• _WRITTEN TASK_
In the listing below, locate the lines that hold the string "this". Copy those lines.

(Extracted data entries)
○ ○ ○ ○ ○ ○ ○

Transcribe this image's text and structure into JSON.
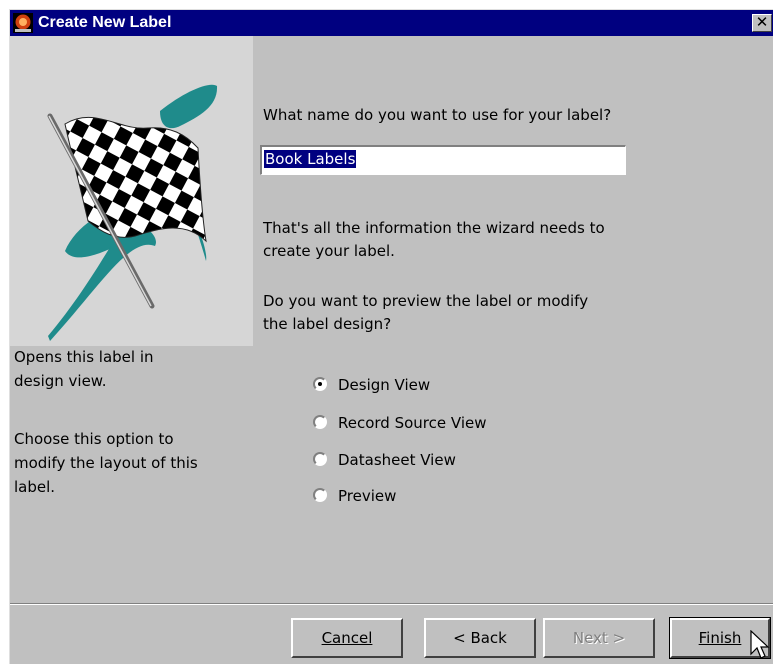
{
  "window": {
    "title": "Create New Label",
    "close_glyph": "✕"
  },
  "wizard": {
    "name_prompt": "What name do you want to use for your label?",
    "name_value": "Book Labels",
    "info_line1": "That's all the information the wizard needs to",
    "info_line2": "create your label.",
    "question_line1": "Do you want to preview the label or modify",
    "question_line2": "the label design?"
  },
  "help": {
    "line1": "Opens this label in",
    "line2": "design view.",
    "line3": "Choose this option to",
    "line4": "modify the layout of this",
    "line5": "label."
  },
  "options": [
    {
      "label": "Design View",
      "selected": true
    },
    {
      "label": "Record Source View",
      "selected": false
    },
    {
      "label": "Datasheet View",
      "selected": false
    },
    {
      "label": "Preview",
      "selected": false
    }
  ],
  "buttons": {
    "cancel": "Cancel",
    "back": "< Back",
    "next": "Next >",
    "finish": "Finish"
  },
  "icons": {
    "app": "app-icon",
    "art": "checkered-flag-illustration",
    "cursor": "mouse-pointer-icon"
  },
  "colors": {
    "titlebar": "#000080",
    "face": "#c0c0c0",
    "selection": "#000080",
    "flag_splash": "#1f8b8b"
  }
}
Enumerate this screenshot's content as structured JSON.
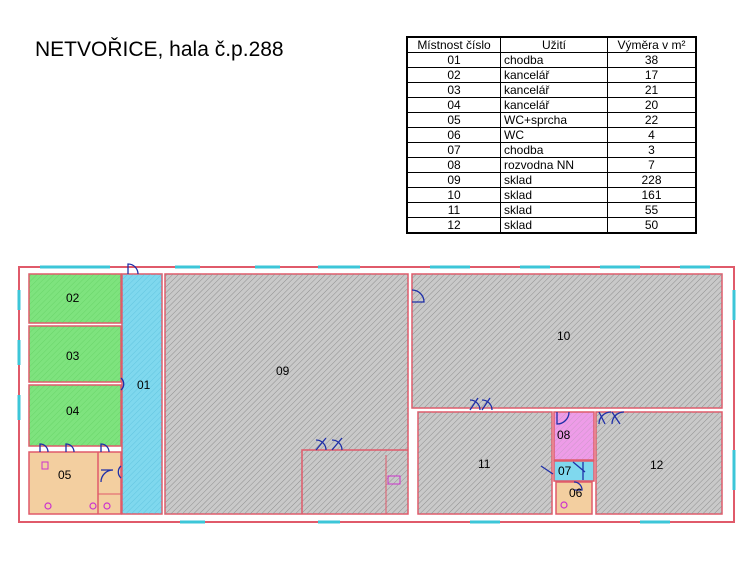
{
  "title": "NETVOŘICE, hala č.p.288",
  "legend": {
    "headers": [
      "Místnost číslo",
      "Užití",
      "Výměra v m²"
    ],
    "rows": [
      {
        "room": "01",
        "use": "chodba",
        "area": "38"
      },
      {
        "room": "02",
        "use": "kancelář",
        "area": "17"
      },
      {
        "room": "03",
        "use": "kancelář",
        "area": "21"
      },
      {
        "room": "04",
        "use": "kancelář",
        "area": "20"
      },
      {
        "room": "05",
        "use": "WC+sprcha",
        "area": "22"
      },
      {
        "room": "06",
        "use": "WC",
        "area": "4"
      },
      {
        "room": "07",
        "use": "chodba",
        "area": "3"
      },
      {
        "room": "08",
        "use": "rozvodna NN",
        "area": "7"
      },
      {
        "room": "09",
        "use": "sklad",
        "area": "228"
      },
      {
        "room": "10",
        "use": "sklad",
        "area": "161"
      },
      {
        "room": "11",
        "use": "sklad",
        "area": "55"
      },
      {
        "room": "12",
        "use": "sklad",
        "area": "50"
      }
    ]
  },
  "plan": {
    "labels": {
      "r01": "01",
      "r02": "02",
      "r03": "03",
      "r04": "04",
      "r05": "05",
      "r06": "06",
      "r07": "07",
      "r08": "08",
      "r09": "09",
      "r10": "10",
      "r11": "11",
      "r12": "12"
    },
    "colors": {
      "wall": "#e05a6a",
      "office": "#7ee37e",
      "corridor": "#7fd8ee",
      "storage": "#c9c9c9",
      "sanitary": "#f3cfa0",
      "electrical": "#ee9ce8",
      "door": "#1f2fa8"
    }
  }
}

○ ○ ○ ○ ○ ○ ○

• _EXERCISE RESULT_
Transcribe this image's text and structure into JSON.
    "line1": "Opens this label in",
    "line3": "Choose this option to",
    "line4": "modify the layout of this",
Enumerate this screenshot's content as structured JSON.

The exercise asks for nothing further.